In this community everyone is welcome to post links and discuss topics related to privacy.
much thanks to @gary_host_laptop for the logo design :)
Lemmy software doesn't block VPNs, this is done by individual instances as a way to handle bots / attacks.
Your instance blocks VPN & Tor users: https://lemmy.world/post/11967676
I always felt this was the paradox of privacy. Those of us who want privacy but try to contribute in a positive way to a community get caught in the crossfire when the same privacy tools are used by bad faith actors, sometimes individuals, sometimes even nation state influence ops.
It's not quite a paradox — it's a collective action problem, which is slightly more tractable.
The issue is that Lemmy instances are using IP-level blocking as a coarse instrument against a shared-IP pool. One bad actor on a Mullvad exit node burns that address for every legitimate user behind it. The privacy tool becomes its own liability.
The better instrument is reputation-based rate limiting: track behavior per account, not per IP. New accounts get lower rate limits regardless of IP. Established accounts with clean history get more latitude. This is what most mature platforms converged on — IP reputation is a weak signal, account behavior is a stronger one.
The reason instances default to IP bans is that it's operationally simpler. Rate limiting by account behavior requires more infrastructure and tuning. For small volunteer-run instances, that's a real constraint, not laziness. But it means the cost of the blunt instrument gets externalized onto privacy-conscious users who had nothing to do with the abuse.
Makes sense but it's still annoying. Thanks for the heads up
Yeah, lemmy.world kinda sucks and we shouldn't be giving them as much power.

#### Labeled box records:
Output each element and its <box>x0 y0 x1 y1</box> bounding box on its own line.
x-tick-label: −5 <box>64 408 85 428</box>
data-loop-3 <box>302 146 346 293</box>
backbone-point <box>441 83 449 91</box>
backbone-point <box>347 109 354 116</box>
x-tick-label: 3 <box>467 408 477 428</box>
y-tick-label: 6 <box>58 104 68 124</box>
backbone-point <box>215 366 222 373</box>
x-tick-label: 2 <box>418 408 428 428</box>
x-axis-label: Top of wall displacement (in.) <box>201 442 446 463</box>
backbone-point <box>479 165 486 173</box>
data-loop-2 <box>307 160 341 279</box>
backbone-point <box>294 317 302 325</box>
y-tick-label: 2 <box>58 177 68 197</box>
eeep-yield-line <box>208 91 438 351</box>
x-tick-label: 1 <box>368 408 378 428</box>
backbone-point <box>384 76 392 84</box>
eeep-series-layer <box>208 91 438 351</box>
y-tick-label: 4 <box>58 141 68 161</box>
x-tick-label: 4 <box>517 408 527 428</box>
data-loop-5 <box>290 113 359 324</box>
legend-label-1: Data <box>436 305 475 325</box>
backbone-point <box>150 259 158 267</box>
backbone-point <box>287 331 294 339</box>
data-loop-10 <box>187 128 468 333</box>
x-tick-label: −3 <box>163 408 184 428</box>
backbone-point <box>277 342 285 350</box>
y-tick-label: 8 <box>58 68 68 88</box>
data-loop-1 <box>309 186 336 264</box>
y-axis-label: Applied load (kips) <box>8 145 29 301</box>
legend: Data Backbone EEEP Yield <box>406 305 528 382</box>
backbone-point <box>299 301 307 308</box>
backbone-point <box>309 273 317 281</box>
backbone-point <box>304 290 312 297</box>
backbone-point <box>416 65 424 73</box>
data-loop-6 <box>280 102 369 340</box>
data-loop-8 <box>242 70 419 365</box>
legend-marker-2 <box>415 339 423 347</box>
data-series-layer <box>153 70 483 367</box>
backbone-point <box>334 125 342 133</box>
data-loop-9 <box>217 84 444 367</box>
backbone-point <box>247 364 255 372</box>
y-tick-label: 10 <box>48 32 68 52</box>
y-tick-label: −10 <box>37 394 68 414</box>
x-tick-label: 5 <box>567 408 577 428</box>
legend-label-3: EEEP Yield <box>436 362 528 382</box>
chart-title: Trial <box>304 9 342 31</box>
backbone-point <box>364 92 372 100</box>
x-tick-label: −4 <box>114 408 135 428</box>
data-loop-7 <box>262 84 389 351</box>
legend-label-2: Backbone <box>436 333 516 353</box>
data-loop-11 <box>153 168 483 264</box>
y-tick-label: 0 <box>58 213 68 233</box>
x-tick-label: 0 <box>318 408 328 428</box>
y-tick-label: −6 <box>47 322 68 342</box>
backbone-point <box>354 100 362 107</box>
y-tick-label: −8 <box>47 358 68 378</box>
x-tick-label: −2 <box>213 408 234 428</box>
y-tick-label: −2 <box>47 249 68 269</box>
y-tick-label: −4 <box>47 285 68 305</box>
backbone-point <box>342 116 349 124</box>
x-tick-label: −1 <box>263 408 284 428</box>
---
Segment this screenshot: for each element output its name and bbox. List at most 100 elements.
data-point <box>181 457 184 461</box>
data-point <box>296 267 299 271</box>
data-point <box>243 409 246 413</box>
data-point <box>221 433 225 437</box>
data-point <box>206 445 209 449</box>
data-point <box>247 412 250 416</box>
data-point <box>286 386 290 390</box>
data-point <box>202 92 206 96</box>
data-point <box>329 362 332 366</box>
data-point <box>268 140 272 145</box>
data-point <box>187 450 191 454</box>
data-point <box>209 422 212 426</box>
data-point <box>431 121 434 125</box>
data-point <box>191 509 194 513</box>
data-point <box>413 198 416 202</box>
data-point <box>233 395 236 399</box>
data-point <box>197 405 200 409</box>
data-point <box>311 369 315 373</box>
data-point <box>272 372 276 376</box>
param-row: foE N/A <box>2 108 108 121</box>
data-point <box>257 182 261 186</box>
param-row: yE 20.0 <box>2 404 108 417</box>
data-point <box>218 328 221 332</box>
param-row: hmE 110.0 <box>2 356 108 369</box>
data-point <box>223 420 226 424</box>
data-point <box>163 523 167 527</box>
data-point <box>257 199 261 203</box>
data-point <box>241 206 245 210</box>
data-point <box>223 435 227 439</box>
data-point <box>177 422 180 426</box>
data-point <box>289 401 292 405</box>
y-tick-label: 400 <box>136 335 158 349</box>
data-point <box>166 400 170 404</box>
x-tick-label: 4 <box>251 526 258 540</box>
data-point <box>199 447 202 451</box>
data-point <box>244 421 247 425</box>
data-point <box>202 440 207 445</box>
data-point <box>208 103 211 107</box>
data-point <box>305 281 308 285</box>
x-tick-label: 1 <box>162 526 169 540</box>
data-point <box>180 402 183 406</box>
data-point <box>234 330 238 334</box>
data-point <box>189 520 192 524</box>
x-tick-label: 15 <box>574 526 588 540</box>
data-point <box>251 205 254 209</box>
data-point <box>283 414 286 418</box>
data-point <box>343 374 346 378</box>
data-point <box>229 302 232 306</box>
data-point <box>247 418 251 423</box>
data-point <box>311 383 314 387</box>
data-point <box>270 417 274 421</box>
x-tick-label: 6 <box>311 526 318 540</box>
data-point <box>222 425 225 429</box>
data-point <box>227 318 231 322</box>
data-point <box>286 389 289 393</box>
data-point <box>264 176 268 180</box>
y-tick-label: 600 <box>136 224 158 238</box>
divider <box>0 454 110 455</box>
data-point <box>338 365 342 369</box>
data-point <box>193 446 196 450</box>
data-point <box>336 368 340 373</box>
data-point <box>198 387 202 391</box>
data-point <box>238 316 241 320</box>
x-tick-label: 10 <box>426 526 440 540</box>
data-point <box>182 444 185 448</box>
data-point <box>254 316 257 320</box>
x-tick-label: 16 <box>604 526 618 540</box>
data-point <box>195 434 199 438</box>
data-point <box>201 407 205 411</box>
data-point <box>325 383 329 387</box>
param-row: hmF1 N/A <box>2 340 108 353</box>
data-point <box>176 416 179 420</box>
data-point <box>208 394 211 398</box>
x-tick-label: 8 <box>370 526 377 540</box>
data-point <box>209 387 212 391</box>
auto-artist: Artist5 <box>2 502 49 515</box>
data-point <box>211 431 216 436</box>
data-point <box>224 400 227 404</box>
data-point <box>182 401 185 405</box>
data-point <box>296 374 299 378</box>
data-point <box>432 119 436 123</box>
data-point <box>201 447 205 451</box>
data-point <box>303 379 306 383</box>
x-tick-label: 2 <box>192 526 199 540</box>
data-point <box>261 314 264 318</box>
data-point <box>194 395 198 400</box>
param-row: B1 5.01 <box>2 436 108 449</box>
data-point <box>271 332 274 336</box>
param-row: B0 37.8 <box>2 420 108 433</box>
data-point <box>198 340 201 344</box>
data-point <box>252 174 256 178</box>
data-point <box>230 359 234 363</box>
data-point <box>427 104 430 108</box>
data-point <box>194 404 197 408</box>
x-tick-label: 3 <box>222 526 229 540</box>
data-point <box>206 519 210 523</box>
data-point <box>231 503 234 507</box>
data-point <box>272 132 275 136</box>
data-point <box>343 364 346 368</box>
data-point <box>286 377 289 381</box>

#### The problem:
List each rule of the reputation-based rate limiting that the privacy discussion thread recommends.

#### Solution to this exercise:
- Track behavior per account, not per IP.
- New accounts get lower rate limits regardless of IP.
- Established accounts with clean history get more latitude.